▶ _EXERCISE PROMPT_: Skip every picture and copy only the lines from the one containing "Transcribe the text in this document." to the final line of the records below.

▶ _Dataset excerpt_:
— START —
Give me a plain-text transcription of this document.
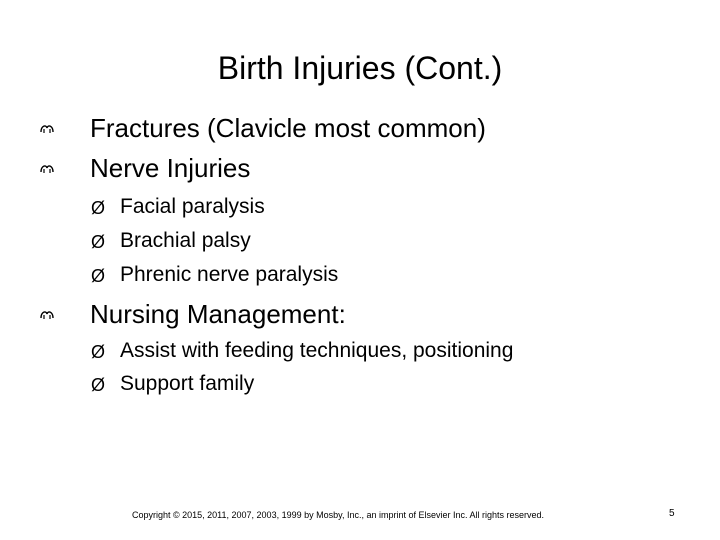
Birth Injuries (Cont.)
Fractures (Clavicle most common)
Nerve Injuries
Ø Facial paralysis
Ø Brachial palsy
Ø Phrenic nerve paralysis
Nursing Management:
Ø Assist with feeding techniques, positioning
Ø Support family
Copyright © 2015, 2011, 2007, 2003, 1999 by Mosby, Inc., an imprint of Elsevier Inc. All rights reserved.	5
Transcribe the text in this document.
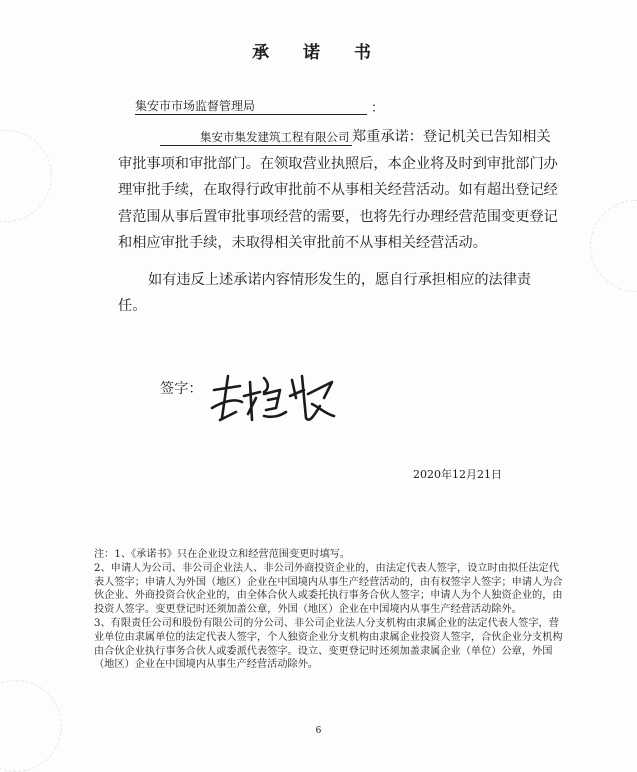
承 诺 书
集安市市场监督管理局	：

集安市集发建筑工程有限公司 郑重承诺：登记机关已告知相关审批事项和审批部门。在领取营业执照后，本企业将及时到审批部门办理审批手续，在取得行政审批前不从事相关经营活动。如有超出登记经营范围从事后置审批事项经营的需要，也将先行办理经营范围变更登记和相应审批手续，未取得相关审批前不从事相关经营活动。

如有违反上述承诺内容情形发生的，愿自行承担相应的法律责任。

签字：
2020年12月21日
注：1、《承诺书》只在企业设立和经营范围变更时填写。
2、申请人为公司、非公司企业法人、非公司外商投资企业的，由法定代表人签字，设立时由拟任法定代表人签字；申请人为外国（地区）企业在中国境内从事生产经营活动的，由有权签字人签字；申请人为合伙企业、外商投资合伙企业的，由全体合伙人或委托执行事务合伙人签字；申请人为个人独资企业的，由投资人签字。变更登记时还须加盖公章，外国（地区）企业在中国境内从事生产经营活动除外。
3、有限责任公司和股份有限公司的分公司、非公司企业法人分支机构由隶属企业的法定代表人签字，营业单位由隶属单位的法定代表人签字，个人独资企业分支机构由隶属企业投资人签字，合伙企业分支机构由合伙企业执行事务合伙人或委派代表签字。设立、变更登记时还须加盖隶属企业（单位）公章，外国（地区）企业在中国境内从事生产经营活动除外。
6
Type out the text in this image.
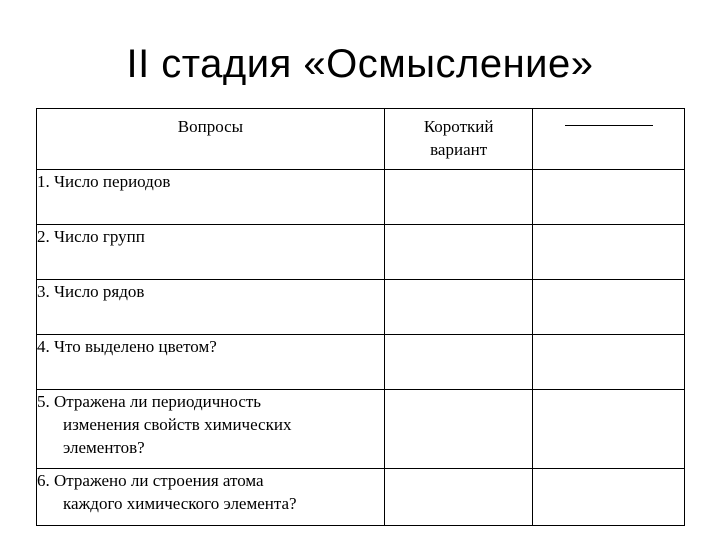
II стадия «Осмысление»
Вопросы	Короткий
вариант	
1. Число периодов		
2. Число групп		
3. Число рядов		
4. Что выделено цветом?		
5. Отражена ли периодичность
изменения свойств химических
элементов?		

6. Отражено ли строения атома
каждого химического элемента?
— END —
▶ _WRITTEN ANSWER_:
Transcribe the text in this document.
承 诺 书
集安市市场监督管理局	：

集安市集发建筑工程有限公司 郑重承诺：登记机关已告知相关审批事项和审批部门。在领取营业执照后，本企业将及时到审批部门办理审批手续，在取得行政审批前不从事相关经营活动。如有超出登记经营范围从事后置审批事项经营的需要，也将先行办理经营范围变更登记和相应审批手续，未取得相关审批前不从事相关经营活动。

如有违反上述承诺内容情形发生的，愿自行承担相应的法律责任。

签字：
2020年12月21日
注：1、《承诺书》只在企业设立和经营范围变更时填写。
2、申请人为公司、非公司企业法人、非公司外商投资企业的，由法定代表人签字，设立时由拟任法定代表人签字；申请人为外国（地区）企业在中国境内从事生产经营活动的，由有权签字人签字；申请人为合伙企业、外商投资合伙企业的，由全体合伙人或委托执行事务合伙人签字；申请人为个人独资企业的，由投资人签字。变更登记时还须加盖公章，外国（地区）企业在中国境内从事生产经营活动除外。
3、有限责任公司和股份有限公司的分公司、非公司企业法人分支机构由隶属企业的法定代表人签字，营业单位由隶属单位的法定代表人签字，个人独资企业分支机构由隶属企业投资人签字，合伙企业分支机构由合伙企业执行事务合伙人或委派代表签字。设立、变更登记时还须加盖隶属企业（单位）公章，外国（地区）企业在中国境内从事生产经营活动除外。
6
Type out the text in this image.
II стадия «Осмысление»
Вопросы	Короткий
вариант	
1. Число периодов		
2. Число групп		
3. Число рядов		
4. Что выделено цветом?		
5. Отражена ли периодичность
изменения свойств химических
элементов?		

6. Отражено ли строения атома
каждого химического элемента?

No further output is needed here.